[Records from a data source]
— begin —

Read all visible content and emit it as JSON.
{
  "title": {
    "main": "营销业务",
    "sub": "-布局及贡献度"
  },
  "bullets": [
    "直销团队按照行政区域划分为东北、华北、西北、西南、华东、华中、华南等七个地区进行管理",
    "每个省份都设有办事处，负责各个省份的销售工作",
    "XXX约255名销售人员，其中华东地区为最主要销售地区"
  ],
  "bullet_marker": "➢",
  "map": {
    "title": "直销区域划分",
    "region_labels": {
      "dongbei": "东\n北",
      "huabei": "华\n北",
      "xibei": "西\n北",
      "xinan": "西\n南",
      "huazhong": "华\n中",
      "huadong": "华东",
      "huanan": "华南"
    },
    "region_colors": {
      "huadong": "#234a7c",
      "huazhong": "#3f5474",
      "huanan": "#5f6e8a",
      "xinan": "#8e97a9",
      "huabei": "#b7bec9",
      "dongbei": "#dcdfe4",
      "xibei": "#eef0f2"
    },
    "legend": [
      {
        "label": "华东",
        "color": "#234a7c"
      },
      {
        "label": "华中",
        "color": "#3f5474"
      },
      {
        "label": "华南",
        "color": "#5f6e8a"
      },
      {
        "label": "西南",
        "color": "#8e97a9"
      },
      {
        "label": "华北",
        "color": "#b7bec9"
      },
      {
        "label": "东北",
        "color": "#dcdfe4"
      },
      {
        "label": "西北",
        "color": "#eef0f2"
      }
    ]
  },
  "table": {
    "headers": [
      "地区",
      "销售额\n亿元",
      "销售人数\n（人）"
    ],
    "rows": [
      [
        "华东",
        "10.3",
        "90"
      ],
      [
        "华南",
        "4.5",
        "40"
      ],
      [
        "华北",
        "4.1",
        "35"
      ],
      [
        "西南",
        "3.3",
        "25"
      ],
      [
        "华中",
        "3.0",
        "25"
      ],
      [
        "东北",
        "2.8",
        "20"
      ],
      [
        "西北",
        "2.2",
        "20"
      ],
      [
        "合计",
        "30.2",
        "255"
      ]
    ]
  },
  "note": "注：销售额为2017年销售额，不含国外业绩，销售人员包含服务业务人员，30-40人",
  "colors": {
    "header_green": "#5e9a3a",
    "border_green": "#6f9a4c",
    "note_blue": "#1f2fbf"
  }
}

— end —

> **DIRECTIONS**
Recopy all the lines exactly as they appear.

> **RESULT**
Read all visible content and emit it as JSON.
{
  "title": {
    "main": "营销业务",
    "sub": "-布局及贡献度"
  },
  "bullets": [
    "直销团队按照行政区域划分为东北、华北、西北、西南、华东、华中、华南等七个地区进行管理",
    "每个省份都设有办事处，负责各个省份的销售工作",
    "XXX约255名销售人员，其中华东地区为最主要销售地区"
  ],
  "bullet_marker": "➢",
  "map": {
    "title": "直销区域划分",
    "region_labels": {
      "dongbei": "东\n北",
      "huabei": "华\n北",
      "xibei": "西\n北",
      "xinan": "西\n南",
      "huazhong": "华\n中",
      "huadong": "华东",
      "huanan": "华南"
    },
    "region_colors": {
      "huadong": "#234a7c",
      "huazhong": "#3f5474",
      "huanan": "#5f6e8a",
      "xinan": "#8e97a9",
      "huabei": "#b7bec9",
      "dongbei": "#dcdfe4",
      "xibei": "#eef0f2"
    },
    "legend": [
      {
        "label": "华东",
        "color": "#234a7c"
      },
      {
        "label": "华中",
        "color": "#3f5474"
      },
      {
        "label": "华南",
        "color": "#5f6e8a"
      },
      {
        "label": "西南",
        "color": "#8e97a9"
      },
      {
        "label": "华北",
        "color": "#b7bec9"
      },
      {
        "label": "东北",
        "color": "#dcdfe4"
      },
      {
        "label": "西北",
        "color": "#eef0f2"
      }
    ]
  },
  "table": {
    "headers": [
      "地区",
      "销售额\n亿元",
      "销售人数\n（人）"
    ],
    "rows": [
      [
        "华东",
        "10.3",
        "90"
      ],
      [
        "华南",
        "4.5",
        "40"
      ],
      [
        "华北",
        "4.1",
        "35"
      ],
      [
        "西南",
        "3.3",
        "25"
      ],
      [
        "华中",
        "3.0",
        "25"
      ],
      [
        "东北",
        "2.8",
        "20"
      ],
      [
        "西北",
        "2.2",
        "20"
      ],
      [
        "合计",
        "30.2",
        "255"
      ]
    ]
  },
  "note": "注：销售额为2017年销售额，不含国外业绩，销售人员包含服务业务人员，30-40人",
  "colors": {
    "header_green": "#5e9a3a",
    "border_green": "#6f9a4c",
    "note_blue": "#1f2fbf"
  }
}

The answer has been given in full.